** Exercise instructions **
Please return all of the records below verbatim, line by line, and leave out the pictures.

** Source records **
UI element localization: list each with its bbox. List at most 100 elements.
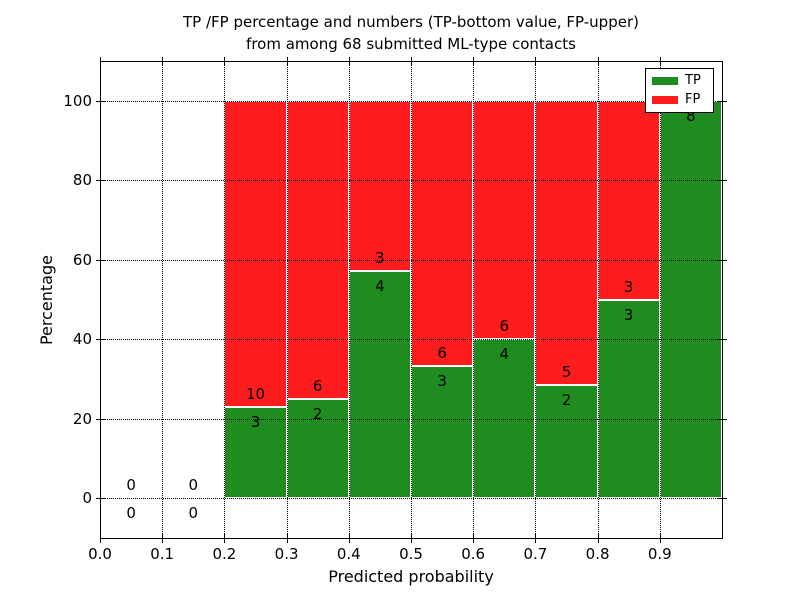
y-tickmark-right-20 — [717, 418, 727, 420]
fp-count-label-0: 0 — [126, 476, 136, 495]
bar-fp-0.2 — [224, 100, 287, 407]
x-tickmark-top-0.1 — [162, 56, 164, 66]
y-tickmark-left-100 — [95, 100, 105, 102]
legend-item-tp: TP — [652, 74, 707, 88]
x-tickmark-top-0.7 — [535, 56, 537, 66]
bar-tp-0.5 — [411, 365, 474, 499]
gridline-x-0.3 — [286, 61, 288, 538]
tp-swatch — [652, 77, 678, 85]
x-tickmark-top-0.5 — [411, 56, 412, 66]
x-axis-label: Predicted probability — [328, 567, 494, 586]
y-tick-label-40: 40 — [72, 330, 92, 349]
x-tickmark-bottom-0.9 — [659, 533, 661, 543]
y-tickmark-left-80 — [95, 180, 105, 182]
y-tickmark-right-40 — [717, 339, 727, 341]
gridline-x-0.4 — [348, 61, 350, 538]
tp-count-label-0.9: 8 — [686, 106, 696, 125]
y-tickmark-right-80 — [717, 180, 727, 182]
fp-count-label-0.7: 5 — [561, 362, 572, 381]
fp-count-label-0.1: 0 — [188, 476, 199, 495]
x-tickmark-top-0.3 — [286, 56, 288, 66]
x-tickmark-top-0.2 — [224, 56, 226, 66]
tp-count-label-0.7: 2 — [561, 390, 572, 409]
gridline-x-0.2 — [224, 61, 226, 538]
fp-swatch — [652, 96, 678, 104]
bar-tp-0.4 — [348, 271, 411, 499]
x-tick-label-0.5: 0.5 — [399, 545, 423, 563]
tp-count-label-0.5: 3 — [437, 371, 447, 390]
bar-tp-0.9 — [659, 100, 722, 499]
x-tickmark-bottom-0.8 — [597, 533, 599, 543]
y-tickmark-left-0 — [95, 498, 105, 500]
bar-fp-0.5 — [411, 100, 474, 366]
x-tickmark-top-0.9 — [659, 56, 661, 66]
bar-fp-0.3 — [286, 100, 349, 399]
x-tickmark-top-0.8 — [597, 56, 599, 66]
legend: TP FP — [645, 68, 714, 113]
x-tickmark-bottom-0.7 — [535, 533, 537, 543]
x-tickmark-bottom-0.3 — [286, 533, 288, 543]
fp-count-label-0.6: 6 — [499, 317, 510, 336]
x-tick-label-0.6: 0.6 — [461, 545, 486, 563]
y-tick-label-100: 100 — [63, 91, 92, 110]
fp-count-label-0.4: 3 — [375, 249, 385, 268]
x-tickmark-bottom-0.2 — [224, 533, 226, 543]
y-tickmark-left-60 — [95, 259, 105, 261]
x-tickmark-top-0 — [100, 56, 101, 66]
fp-count-label-0.2: 10 — [245, 384, 266, 403]
gridline-x-0.9 — [659, 61, 661, 538]
x-tick-label-0.0: 0.0 — [88, 545, 112, 563]
x-tick-label-0.7: 0.7 — [523, 545, 548, 563]
tp-count-label-0: 0 — [126, 504, 136, 523]
y-tick-label-80: 80 — [72, 171, 92, 190]
chart-title-line1: TP /FP percentage and numbers (TP-bottom… — [183, 13, 639, 31]
x-tickmark-top-0.6 — [473, 56, 475, 66]
bar-fp-0.7 — [535, 100, 598, 385]
tp-count-label-0.3: 2 — [312, 404, 323, 423]
chart-title-line2: from among 68 submitted ML-type contacts — [246, 35, 576, 53]
tp-count-label-0.4: 4 — [375, 277, 385, 296]
y-tickmark-right-100 — [717, 100, 727, 102]
bar-fp-0.6 — [473, 100, 536, 340]
x-tickmark-bottom-0 — [100, 533, 101, 543]
x-tick-label-0.9: 0.9 — [647, 545, 672, 563]
legend-label-tp: TP — [685, 73, 701, 88]
x-tickmark-bottom-0.4 — [348, 533, 350, 543]
tp-count-label-0.2: 3 — [250, 412, 261, 431]
x-tick-label-0.1: 0.1 — [150, 545, 175, 563]
x-tickmark-bottom-0.5 — [411, 533, 412, 543]
tp-count-label-0.6: 4 — [499, 345, 510, 364]
bar-fp-0.8 — [597, 100, 660, 300]
gridline-x-0.8 — [597, 61, 599, 538]
x-tick-label-0.2: 0.2 — [212, 545, 237, 563]
x-tick-label-0.3: 0.3 — [274, 545, 299, 563]
x-tick-label-0.8: 0.8 — [585, 545, 610, 563]
y-tickmark-right-0 — [717, 498, 727, 500]
bar-fp-0.4 — [348, 100, 411, 272]
gridline-x-0.7 — [535, 61, 537, 538]
x-tick-label-0.4: 0.4 — [336, 545, 361, 563]
legend-item-fp: FP — [652, 93, 707, 107]
x-tickmark-bottom-0.6 — [473, 533, 475, 543]
gridline-x-0.5 — [411, 61, 412, 538]
bar-tp-0.8 — [597, 299, 660, 499]
y-tick-label-0: 0 — [82, 489, 92, 508]
y-tickmark-left-40 — [95, 339, 105, 341]
y-tick-label-20: 20 — [72, 409, 92, 428]
fp-count-label-0.5: 6 — [437, 343, 447, 362]
x-tickmark-top-0.4 — [348, 56, 350, 66]
tp-count-label-0.1: 0 — [188, 504, 199, 523]
chart-title: TP /FP percentage and numbers (TP-bottom… — [100, 11, 722, 55]
fp-count-label-0.8: 3 — [623, 277, 634, 296]
gridline-x-0.6 — [473, 61, 475, 538]
y-tickmark-left-20 — [95, 418, 105, 420]
legend-label-fp: FP — [685, 92, 701, 107]
gridline-x-0.1 — [162, 61, 164, 538]
y-tickmark-right-60 — [717, 259, 727, 261]
y-axis-label: Percentage — [37, 255, 56, 346]
fp-count-label-0.3: 6 — [312, 376, 323, 395]
y-tick-label-60: 60 — [72, 250, 92, 269]
x-tickmark-bottom-0.1 — [162, 533, 164, 543]
tp-count-label-0.8: 3 — [623, 305, 634, 324]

** Exercise solution **
UI element localization: list each with its bbox. List at most 100 elements.
y-tickmark-right-20 — [717, 418, 727, 420]
fp-count-label-0: 0 — [126, 476, 136, 495]
bar-fp-0.2 — [224, 100, 287, 407]
x-tickmark-top-0.1 — [162, 56, 164, 66]
y-tickmark-left-100 — [95, 100, 105, 102]
legend-item-tp: TP — [652, 74, 707, 88]
x-tickmark-top-0.7 — [535, 56, 537, 66]
bar-tp-0.5 — [411, 365, 474, 499]
gridline-x-0.3 — [286, 61, 288, 538]
tp-swatch — [652, 77, 678, 85]
x-tickmark-top-0.5 — [411, 56, 412, 66]
x-axis-label: Predicted probability — [328, 567, 494, 586]
y-tick-label-40: 40 — [72, 330, 92, 349]
x-tickmark-bottom-0.9 — [659, 533, 661, 543]
y-tickmark-left-80 — [95, 180, 105, 182]
y-tickmark-right-40 — [717, 339, 727, 341]
gridline-x-0.4 — [348, 61, 350, 538]
tp-count-label-0.9: 8 — [686, 106, 696, 125]
y-tickmark-right-80 — [717, 180, 727, 182]
fp-count-label-0.7: 5 — [561, 362, 572, 381]
fp-count-label-0.1: 0 — [188, 476, 199, 495]
x-tickmark-top-0.3 — [286, 56, 288, 66]
x-tickmark-top-0.2 — [224, 56, 226, 66]
tp-count-label-0.7: 2 — [561, 390, 572, 409]
gridline-x-0.2 — [224, 61, 226, 538]
fp-swatch — [652, 96, 678, 104]
bar-tp-0.4 — [348, 271, 411, 499]
x-tick-label-0.5: 0.5 — [399, 545, 423, 563]
tp-count-label-0.5: 3 — [437, 371, 447, 390]
bar-tp-0.9 — [659, 100, 722, 499]
x-tickmark-bottom-0.8 — [597, 533, 599, 543]
y-tickmark-left-0 — [95, 498, 105, 500]
bar-fp-0.5 — [411, 100, 474, 366]
x-tickmark-top-0.9 — [659, 56, 661, 66]
bar-fp-0.3 — [286, 100, 349, 399]
x-tickmark-top-0.8 — [597, 56, 599, 66]
legend: TP FP — [645, 68, 714, 113]
x-tickmark-bottom-0.7 — [535, 533, 537, 543]
x-tickmark-bottom-0.3 — [286, 533, 288, 543]
fp-count-label-0.6: 6 — [499, 317, 510, 336]
x-tick-label-0.6: 0.6 — [461, 545, 486, 563]
y-tick-label-100: 100 — [63, 91, 92, 110]
fp-count-label-0.4: 3 — [375, 249, 385, 268]
x-tickmark-bottom-0.2 — [224, 533, 226, 543]
y-tickmark-left-60 — [95, 259, 105, 261]
x-tickmark-top-0 — [100, 56, 101, 66]
fp-count-label-0.2: 10 — [245, 384, 266, 403]
gridline-x-0.9 — [659, 61, 661, 538]
x-tick-label-0.0: 0.0 — [88, 545, 112, 563]
x-tick-label-0.7: 0.7 — [523, 545, 548, 563]
tp-count-label-0: 0 — [126, 504, 136, 523]
y-tick-label-80: 80 — [72, 171, 92, 190]
chart-title-line1: TP /FP percentage and numbers (TP-bottom… — [183, 13, 639, 31]
x-tickmark-top-0.6 — [473, 56, 475, 66]
bar-fp-0.7 — [535, 100, 598, 385]
tp-count-label-0.3: 2 — [312, 404, 323, 423]
chart-title-line2: from among 68 submitted ML-type contacts — [246, 35, 576, 53]
tp-count-label-0.4: 4 — [375, 277, 385, 296]
y-tickmark-right-100 — [717, 100, 727, 102]
bar-fp-0.6 — [473, 100, 536, 340]
x-tickmark-bottom-0 — [100, 533, 101, 543]
x-tick-label-0.9: 0.9 — [647, 545, 672, 563]
legend-label-tp: TP — [685, 73, 701, 88]
x-tickmark-bottom-0.4 — [348, 533, 350, 543]
tp-count-label-0.2: 3 — [250, 412, 261, 431]
x-tick-label-0.1: 0.1 — [150, 545, 175, 563]
x-tickmark-bottom-0.5 — [411, 533, 412, 543]
tp-count-label-0.6: 4 — [499, 345, 510, 364]
bar-fp-0.8 — [597, 100, 660, 300]
gridline-x-0.8 — [597, 61, 599, 538]
x-tick-label-0.2: 0.2 — [212, 545, 237, 563]
x-tick-label-0.3: 0.3 — [274, 545, 299, 563]
x-tick-label-0.8: 0.8 — [585, 545, 610, 563]
y-tickmark-right-0 — [717, 498, 727, 500]
bar-fp-0.4 — [348, 100, 411, 272]
gridline-x-0.7 — [535, 61, 537, 538]
x-tick-label-0.4: 0.4 — [336, 545, 361, 563]
legend-item-fp: FP — [652, 93, 707, 107]
x-tickmark-bottom-0.6 — [473, 533, 475, 543]
gridline-x-0.5 — [411, 61, 412, 538]
bar-tp-0.8 — [597, 299, 660, 499]
y-tick-label-0: 0 — [82, 489, 92, 508]
y-tickmark-left-40 — [95, 339, 105, 341]
y-tick-label-20: 20 — [72, 409, 92, 428]
fp-count-label-0.5: 6 — [437, 343, 447, 362]
x-tickmark-top-0.4 — [348, 56, 350, 66]
tp-count-label-0.1: 0 — [188, 504, 199, 523]
chart-title: TP /FP percentage and numbers (TP-bottom… — [100, 11, 722, 55]
fp-count-label-0.8: 3 — [623, 277, 634, 296]
gridline-x-0.6 — [473, 61, 475, 538]
y-tickmark-left-20 — [95, 418, 105, 420]
legend-label-fp: FP — [685, 92, 701, 107]
gridline-x-0.1 — [162, 61, 164, 538]
y-tickmark-right-60 — [717, 259, 727, 261]
y-axis-label: Percentage — [37, 255, 56, 346]
fp-count-label-0.3: 6 — [312, 376, 323, 395]
y-tick-label-60: 60 — [72, 250, 92, 269]
x-tickmark-bottom-0.1 — [162, 533, 164, 543]
tp-count-label-0.8: 3 — [623, 305, 634, 324]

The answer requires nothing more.